Task inputs -
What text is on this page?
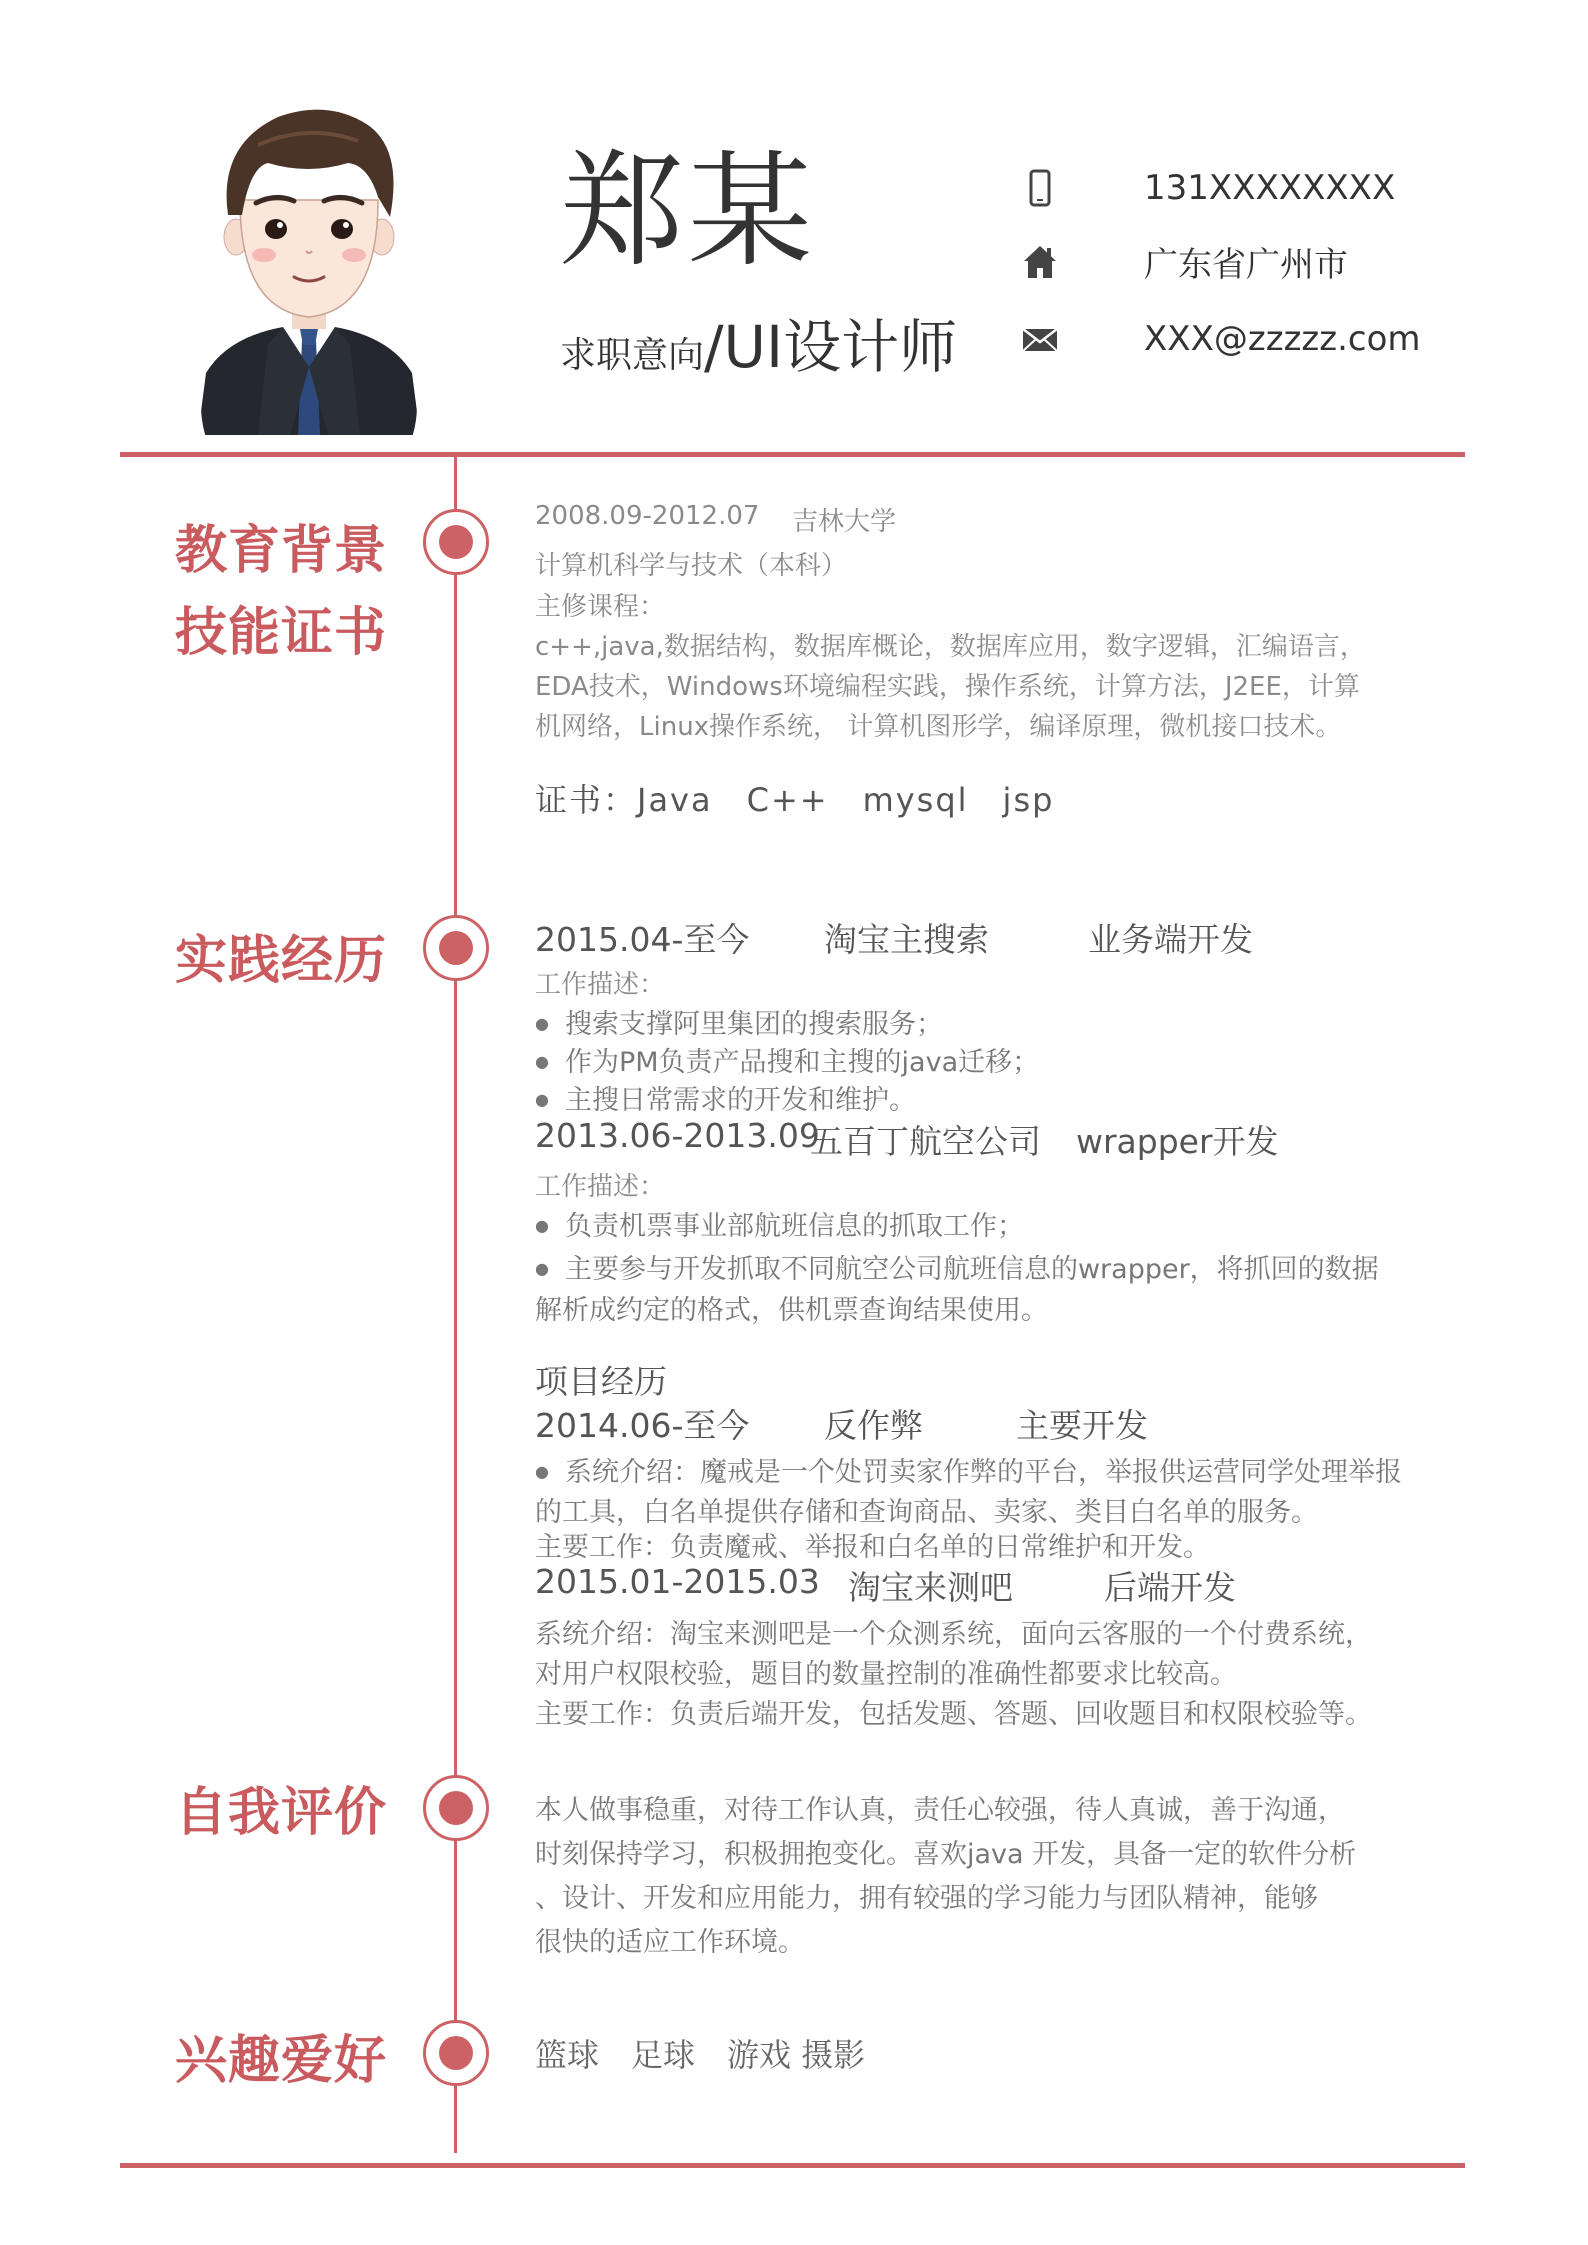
郑某
求职意向/UI设计师
131XXXXXXXX
广东省广州市
XXX@zzzzz.com
教育背景
技能证书
实践经历
自我评价
兴趣爱好
2008.09-2012.07 吉林大学
计算机科学与技术（本科）
主修课程：
c++,java,数据结构，数据库概论，数据库应用，数字逻辑，汇编语言，
EDA技术，Windows环境编程实践，操作系统，计算方法，J2EE，计算
机网络，Linux操作系统， 计算机图形学，编译原理，微机接口技术。
证书：Java　C++　mysql　jsp
2015.04-至今 淘宝主搜索	业务端开发
工作描述：
● 搜索支撑阿里集团的搜索服务；
● 作为PM负责产品搜和主搜的java迁移；
● 主搜日常需求的开发和维护。
2013.06-2013.09
五百丁航空公司 wrapper开发
工作描述：
● 负责机票事业部航班信息的抓取工作；
● 主要参与开发抓取不同航空公司航班信息的wrapper，将抓回的数据
解析成约定的格式，供机票查询结果使用。
项目经历
2014.06-至今 反作弊	主要开发
● 系统介绍：魔戒是一个处罚卖家作弊的平台，举报供运营同学处理举报
的工具，白名单提供存储和查询商品、卖家、类目白名单的服务。
主要工作：负责魔戒、举报和白名单的日常维护和开发。
2015.01-2015.03 淘宝来测吧	后端开发
系统介绍：淘宝来测吧是一个众测系统，面向云客服的一个付费系统，
对用户权限校验，题目的数量控制的准确性都要求比较高。
主要工作：负责后端开发，包括发题、答题、回收题目和权限校验等。
本人做事稳重，对待工作认真，责任心较强，待人真诚，善于沟通，
时刻保持学习，积极拥抱变化。喜欢java 开发，具备一定的软件分析
、设计、开发和应用能力，拥有较强的学习能力与团队精神，能够
很快的适应工作环境。
篮球　足球　游戏 摄影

Aim of the task - Counting only lines of the data above that hold "主要工作", report the total and nothing else.

Result below - 2